▶
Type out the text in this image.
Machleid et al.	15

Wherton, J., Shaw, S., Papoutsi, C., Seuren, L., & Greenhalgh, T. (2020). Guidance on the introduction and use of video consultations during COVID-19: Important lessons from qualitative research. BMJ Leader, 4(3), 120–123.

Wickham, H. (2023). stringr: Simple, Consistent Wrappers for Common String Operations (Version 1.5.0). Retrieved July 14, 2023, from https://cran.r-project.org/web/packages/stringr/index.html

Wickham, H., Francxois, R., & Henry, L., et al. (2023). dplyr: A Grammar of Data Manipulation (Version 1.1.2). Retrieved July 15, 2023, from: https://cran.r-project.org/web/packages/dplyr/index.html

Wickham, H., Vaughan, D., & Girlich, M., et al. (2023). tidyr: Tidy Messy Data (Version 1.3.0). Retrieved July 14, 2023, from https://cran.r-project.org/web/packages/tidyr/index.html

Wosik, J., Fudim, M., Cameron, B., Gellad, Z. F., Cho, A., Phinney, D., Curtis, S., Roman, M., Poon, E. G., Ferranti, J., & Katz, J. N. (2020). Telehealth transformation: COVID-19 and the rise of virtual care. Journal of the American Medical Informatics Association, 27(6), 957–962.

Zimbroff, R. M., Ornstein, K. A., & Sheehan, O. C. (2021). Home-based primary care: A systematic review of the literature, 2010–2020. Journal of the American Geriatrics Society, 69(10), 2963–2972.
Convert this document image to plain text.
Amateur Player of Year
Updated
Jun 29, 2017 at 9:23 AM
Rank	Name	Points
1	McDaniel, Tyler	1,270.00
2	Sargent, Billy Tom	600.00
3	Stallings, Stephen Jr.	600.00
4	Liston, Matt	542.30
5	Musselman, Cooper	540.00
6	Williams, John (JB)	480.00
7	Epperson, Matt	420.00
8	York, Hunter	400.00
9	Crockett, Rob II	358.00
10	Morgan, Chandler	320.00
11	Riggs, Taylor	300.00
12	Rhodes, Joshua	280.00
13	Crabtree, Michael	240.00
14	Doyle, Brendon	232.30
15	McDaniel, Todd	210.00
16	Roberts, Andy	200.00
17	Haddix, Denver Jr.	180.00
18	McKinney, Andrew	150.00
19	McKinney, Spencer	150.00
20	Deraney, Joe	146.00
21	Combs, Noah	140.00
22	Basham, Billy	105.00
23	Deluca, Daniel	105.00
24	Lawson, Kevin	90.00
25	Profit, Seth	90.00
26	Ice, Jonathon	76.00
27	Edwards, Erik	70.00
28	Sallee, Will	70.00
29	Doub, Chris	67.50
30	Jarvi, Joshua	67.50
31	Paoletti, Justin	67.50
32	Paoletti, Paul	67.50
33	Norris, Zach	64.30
◀
What is being asked:
Reproduce precisely the span of lines that begins at the line containing "Convert this document image to plain text." and ends with the last line of the listing.

Result of this exercise:
Convert this document image to plain text.
Amateur Player of Year
Updated
Jun 29, 2017 at 9:23 AM
Rank	Name	Points
1	McDaniel, Tyler	1,270.00
2	Sargent, Billy Tom	600.00
3	Stallings, Stephen Jr.	600.00
4	Liston, Matt	542.30
5	Musselman, Cooper	540.00
6	Williams, John (JB)	480.00
7	Epperson, Matt	420.00
8	York, Hunter	400.00
9	Crockett, Rob II	358.00
10	Morgan, Chandler	320.00
11	Riggs, Taylor	300.00
12	Rhodes, Joshua	280.00
13	Crabtree, Michael	240.00
14	Doyle, Brendon	232.30
15	McDaniel, Todd	210.00
16	Roberts, Andy	200.00
17	Haddix, Denver Jr.	180.00
18	McKinney, Andrew	150.00
19	McKinney, Spencer	150.00
20	Deraney, Joe	146.00
21	Combs, Noah	140.00
22	Basham, Billy	105.00
23	Deluca, Daniel	105.00
24	Lawson, Kevin	90.00
25	Profit, Seth	90.00
26	Ice, Jonathon	76.00
27	Edwards, Erik	70.00
28	Sallee, Will	70.00
29	Doub, Chris	67.50
30	Jarvi, Joshua	67.50
31	Paoletti, Justin	67.50
32	Paoletti, Paul	67.50
33	Norris, Zach	64.30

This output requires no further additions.